■ EXERCISE REQUIREMENTS ■
Please rewrite the records, from the first line through the line containing "y-tick-label: 2000 [49,220,78,235]", as a Markdown table with the columns Row and Line. Number each row, and leave out any blank lines.

■ EXCERPTED RECORDS ■
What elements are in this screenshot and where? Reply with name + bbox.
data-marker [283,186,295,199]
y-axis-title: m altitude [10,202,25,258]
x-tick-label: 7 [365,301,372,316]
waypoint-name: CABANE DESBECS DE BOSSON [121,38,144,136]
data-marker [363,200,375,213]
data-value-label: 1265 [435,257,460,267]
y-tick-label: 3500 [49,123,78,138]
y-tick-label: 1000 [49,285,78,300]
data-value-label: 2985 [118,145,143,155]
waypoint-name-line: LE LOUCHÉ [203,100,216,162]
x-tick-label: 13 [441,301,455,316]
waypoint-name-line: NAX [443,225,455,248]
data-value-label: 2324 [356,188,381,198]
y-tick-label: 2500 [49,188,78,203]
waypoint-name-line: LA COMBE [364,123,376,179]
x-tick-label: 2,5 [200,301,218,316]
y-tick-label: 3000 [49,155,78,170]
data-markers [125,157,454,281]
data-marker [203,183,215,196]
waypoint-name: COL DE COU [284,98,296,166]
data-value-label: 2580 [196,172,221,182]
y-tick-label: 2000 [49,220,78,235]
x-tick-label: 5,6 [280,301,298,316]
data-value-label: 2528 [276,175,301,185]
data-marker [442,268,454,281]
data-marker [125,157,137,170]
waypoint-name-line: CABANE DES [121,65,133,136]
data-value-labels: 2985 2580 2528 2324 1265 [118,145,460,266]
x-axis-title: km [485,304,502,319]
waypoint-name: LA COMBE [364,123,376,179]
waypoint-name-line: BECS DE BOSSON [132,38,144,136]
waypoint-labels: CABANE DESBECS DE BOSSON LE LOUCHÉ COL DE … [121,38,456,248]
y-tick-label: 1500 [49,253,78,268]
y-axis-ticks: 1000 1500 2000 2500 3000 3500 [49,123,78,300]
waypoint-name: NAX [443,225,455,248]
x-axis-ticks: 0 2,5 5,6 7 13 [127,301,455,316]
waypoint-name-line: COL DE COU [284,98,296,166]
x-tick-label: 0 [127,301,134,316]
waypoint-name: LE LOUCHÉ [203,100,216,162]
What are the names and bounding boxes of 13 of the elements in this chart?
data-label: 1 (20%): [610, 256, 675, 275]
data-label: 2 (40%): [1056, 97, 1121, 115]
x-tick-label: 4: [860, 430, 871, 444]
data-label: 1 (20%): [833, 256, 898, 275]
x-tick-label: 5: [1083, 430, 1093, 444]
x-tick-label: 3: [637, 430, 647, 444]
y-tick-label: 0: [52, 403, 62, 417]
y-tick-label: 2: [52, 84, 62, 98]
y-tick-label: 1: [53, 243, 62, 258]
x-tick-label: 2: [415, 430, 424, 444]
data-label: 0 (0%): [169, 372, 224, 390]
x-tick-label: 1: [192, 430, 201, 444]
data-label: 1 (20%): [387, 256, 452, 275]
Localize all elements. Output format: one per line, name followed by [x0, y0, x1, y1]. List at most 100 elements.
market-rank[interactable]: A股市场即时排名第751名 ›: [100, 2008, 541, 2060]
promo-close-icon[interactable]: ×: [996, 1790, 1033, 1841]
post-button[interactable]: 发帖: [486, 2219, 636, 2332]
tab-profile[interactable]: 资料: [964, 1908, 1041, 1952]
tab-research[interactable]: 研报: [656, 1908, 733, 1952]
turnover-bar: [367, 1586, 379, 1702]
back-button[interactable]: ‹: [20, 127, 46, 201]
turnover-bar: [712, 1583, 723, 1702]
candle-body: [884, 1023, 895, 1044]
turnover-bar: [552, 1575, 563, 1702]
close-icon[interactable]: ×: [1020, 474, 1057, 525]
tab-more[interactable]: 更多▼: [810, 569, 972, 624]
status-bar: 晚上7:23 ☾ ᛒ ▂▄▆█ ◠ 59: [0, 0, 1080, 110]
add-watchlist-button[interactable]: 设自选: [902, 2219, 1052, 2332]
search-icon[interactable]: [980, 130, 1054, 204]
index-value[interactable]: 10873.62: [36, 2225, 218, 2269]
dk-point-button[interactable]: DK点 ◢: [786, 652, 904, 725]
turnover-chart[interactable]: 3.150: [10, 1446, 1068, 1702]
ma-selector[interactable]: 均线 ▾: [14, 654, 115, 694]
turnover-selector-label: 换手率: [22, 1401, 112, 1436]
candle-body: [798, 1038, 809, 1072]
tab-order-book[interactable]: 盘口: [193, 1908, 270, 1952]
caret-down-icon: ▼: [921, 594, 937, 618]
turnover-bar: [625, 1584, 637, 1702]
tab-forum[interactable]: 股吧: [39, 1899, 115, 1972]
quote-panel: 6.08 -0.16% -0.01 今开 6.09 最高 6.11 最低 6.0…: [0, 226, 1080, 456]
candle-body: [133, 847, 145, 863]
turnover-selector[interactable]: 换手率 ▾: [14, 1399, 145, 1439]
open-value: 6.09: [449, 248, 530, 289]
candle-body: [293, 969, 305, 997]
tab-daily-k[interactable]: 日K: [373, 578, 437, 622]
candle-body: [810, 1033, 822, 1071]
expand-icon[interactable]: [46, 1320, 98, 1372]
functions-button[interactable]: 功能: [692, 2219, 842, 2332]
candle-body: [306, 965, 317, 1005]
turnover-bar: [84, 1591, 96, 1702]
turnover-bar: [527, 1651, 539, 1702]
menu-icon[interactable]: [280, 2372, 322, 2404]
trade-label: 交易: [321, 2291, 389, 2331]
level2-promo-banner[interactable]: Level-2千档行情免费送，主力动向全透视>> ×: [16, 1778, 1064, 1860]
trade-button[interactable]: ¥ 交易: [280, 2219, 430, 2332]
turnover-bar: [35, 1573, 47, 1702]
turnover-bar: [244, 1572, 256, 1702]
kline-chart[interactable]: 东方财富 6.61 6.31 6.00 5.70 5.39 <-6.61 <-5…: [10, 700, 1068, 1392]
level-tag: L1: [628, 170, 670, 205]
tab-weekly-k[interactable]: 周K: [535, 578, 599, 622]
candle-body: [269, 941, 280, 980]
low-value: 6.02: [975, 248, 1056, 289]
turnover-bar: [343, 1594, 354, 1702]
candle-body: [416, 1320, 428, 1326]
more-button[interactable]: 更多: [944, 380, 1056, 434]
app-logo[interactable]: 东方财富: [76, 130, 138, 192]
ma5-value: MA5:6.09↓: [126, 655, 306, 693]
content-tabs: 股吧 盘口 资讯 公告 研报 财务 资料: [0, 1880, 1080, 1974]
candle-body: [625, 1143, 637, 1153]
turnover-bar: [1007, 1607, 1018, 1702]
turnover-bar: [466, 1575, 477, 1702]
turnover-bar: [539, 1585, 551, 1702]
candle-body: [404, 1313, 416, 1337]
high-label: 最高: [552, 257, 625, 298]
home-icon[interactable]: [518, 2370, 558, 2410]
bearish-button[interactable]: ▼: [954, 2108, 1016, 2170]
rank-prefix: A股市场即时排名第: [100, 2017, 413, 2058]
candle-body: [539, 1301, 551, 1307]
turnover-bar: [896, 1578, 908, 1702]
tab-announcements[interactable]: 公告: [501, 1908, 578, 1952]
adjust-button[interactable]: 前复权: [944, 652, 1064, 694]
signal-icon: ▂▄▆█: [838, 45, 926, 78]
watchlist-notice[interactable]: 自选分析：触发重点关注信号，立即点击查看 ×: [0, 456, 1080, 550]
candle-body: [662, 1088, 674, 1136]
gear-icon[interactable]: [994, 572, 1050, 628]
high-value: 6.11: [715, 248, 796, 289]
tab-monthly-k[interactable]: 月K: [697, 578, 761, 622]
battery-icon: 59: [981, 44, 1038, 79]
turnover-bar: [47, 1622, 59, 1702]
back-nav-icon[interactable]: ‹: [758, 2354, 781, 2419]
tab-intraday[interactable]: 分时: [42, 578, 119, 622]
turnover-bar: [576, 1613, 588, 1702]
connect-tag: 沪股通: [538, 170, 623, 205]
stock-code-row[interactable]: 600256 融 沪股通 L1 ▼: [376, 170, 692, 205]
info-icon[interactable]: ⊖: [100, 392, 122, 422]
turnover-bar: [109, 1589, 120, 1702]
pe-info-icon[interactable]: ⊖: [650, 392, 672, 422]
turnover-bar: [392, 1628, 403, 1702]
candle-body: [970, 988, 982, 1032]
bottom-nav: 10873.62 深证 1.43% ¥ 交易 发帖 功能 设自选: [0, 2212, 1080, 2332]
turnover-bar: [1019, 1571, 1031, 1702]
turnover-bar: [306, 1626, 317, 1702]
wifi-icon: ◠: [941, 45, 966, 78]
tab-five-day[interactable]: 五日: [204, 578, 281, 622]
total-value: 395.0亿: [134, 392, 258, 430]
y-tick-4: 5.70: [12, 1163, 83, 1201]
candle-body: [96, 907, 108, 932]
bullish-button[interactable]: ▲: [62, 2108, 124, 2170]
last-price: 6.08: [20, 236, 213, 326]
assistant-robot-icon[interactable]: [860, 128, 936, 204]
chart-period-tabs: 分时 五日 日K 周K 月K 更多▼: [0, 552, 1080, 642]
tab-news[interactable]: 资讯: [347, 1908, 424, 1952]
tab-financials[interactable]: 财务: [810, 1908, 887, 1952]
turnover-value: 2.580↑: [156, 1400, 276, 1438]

■ ANSWER TO THE EXERCISE ■
| Row | Line |
|---|---|
| 1 | What elements are in this screenshot and where? Reply with name + bbox. |
| 2 | data-marker [283,186,295,199] |
| 3 | y-axis-title: m altitude [10,202,25,258] |
| 4 | x-tick-label: 7 [365,301,372,316] |
| 5 | waypoint-name: CABANE DESBECS DE BOSSON [121,38,144,136] |
| 6 | data-marker [363,200,375,213] |
| 7 | data-value-label: 1265 [435,257,460,267] |
| 8 | y-tick-label: 3500 [49,123,78,138] |
| 9 | y-tick-label: 1000 [49,285,78,300] |
| 10 | data-value-label: 2985 [118,145,143,155] |
| 11 | waypoint-name-line: LE LOUCHÉ [203,100,216,162] |
| 12 | x-tick-label: 13 [441,301,455,316] |
| 13 | waypoint-name-line: NAX [443,225,455,248] |
| 14 | data-value-label: 2324 [356,188,381,198] |
| 15 | y-tick-label: 2500 [49,188,78,203] |
| 16 | waypoint-name-line: LA COMBE [364,123,376,179] |
| 17 | x-tick-label: 2,5 [200,301,218,316] |
| 18 | y-tick-label: 3000 [49,155,78,170] |
| 19 | data-markers [125,157,454,281] |
| 20 | data-marker [203,183,215,196] |
| 21 | waypoint-name: COL DE COU [284,98,296,166] |
| 22 | data-value-label: 2580 [196,172,221,182] |
| 23 | y-tick-label: 2000 [49,220,78,235] |